Письменное задание 1:
Перечислите все роды занятий Андрея Орлова, названные в представленном тексте об интервью с ним.

Исходный текст:

•••••

Что такое современная Россия и почему она не станет Германией образца 1945-го: интервью с российским поэтом Андреем Орловым (Орлуша)

Андрей Орлов. Фото: wikiwand.com

Андрей Орлов — российский поэт, сценарист и продюсер, в прошлом журналист и политтехнолог.

Широко известен как поэт Орлуша и автор жестких сатирических памфлетов и феноменальных экспромтов на злободневные и острые темы. Писал для проекта “Гражданин поэт” с актером Михаилом Ефремовым. Имеет всего один изданный сборник поэзии, остальные молниеносно разлетаются и становятся популярными и цитируемыми в интернете.

В программе “Люди доброй воли” телеканала FREEДOM Андрей Орлов поделился мнением относительно варварской войны в Украине, которую развязала Россия. Он отметил, что не хочет иметь ничего общего со страной, которая перекрашивается в ярко-красный флаг с серпом и молотом.

Ведущий — Сакен Аймурзаев.

“Полезные советы оккупантам”

— Вы много раз бывали в Украине. Как изменилось ваше отношение к Украине после 24 февраля?

— Никак. У меня изменилось отношение к России — вместо неприязни и злобы появилась ненависть.

•••••

Материал к заданию:
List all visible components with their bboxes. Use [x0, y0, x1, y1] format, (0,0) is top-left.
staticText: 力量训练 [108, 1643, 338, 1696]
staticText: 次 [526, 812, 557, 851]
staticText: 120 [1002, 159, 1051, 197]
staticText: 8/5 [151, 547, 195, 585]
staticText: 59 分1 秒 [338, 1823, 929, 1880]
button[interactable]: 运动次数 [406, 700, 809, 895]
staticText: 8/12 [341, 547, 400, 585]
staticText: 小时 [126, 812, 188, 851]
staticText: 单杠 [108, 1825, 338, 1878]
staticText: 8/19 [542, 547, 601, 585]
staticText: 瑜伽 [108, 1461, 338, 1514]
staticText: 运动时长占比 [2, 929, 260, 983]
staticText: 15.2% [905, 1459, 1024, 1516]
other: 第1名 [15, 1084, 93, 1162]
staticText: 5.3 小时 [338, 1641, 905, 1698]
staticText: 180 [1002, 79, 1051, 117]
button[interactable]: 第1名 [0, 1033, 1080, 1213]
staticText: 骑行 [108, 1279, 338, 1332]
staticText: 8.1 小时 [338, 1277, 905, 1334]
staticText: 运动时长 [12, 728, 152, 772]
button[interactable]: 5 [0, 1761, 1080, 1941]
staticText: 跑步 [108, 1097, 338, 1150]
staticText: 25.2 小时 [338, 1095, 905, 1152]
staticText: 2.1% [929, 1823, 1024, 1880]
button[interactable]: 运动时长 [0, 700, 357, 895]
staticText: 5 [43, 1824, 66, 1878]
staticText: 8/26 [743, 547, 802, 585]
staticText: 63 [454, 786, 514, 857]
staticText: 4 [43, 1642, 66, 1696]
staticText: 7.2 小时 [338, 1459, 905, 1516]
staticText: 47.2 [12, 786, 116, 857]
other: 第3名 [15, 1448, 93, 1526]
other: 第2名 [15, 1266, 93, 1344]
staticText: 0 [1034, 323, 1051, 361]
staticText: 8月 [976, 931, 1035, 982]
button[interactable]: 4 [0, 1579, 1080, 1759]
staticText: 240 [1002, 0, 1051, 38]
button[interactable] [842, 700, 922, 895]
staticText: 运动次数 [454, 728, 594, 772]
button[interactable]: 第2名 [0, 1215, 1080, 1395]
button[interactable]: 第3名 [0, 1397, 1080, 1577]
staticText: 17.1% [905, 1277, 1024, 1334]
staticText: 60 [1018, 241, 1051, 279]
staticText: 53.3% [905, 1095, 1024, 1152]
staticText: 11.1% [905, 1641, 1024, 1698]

•••••

Письменное задание 2:
Обновите строки данных от самого начала до строки, содержащей «staticText: 运动时长占比 [2, 929, 260, 983]», включительно, заменив «top-left» на «upper-left». Всё прочее оставьте без изменений и приведите только эти строки.

Правильный ответ 1:
Поэт, сценарист, продюсер, журналист (в прошлом), политтехнолог (в прошлом).

Правильный ответ 2:
List all visible components with their bboxes. Use [x0, y0, x1, y1] format, (0,0) is upper-left.
staticText: 力量训练 [108, 1643, 338, 1696]
staticText: 次 [526, 812, 557, 851]
staticText: 120 [1002, 159, 1051, 197]
staticText: 8/5 [151, 547, 195, 585]
staticText: 59 分1 秒 [338, 1823, 929, 1880]
button[interactable]: 运动次数 [406, 700, 809, 895]
staticText: 8/12 [341, 547, 400, 585]
staticText: 小时 [126, 812, 188, 851]
staticText: 单杠 [108, 1825, 338, 1878]
staticText: 8/19 [542, 547, 601, 585]
staticText: 瑜伽 [108, 1461, 338, 1514]
staticText: 运动时长占比 [2, 929, 260, 983]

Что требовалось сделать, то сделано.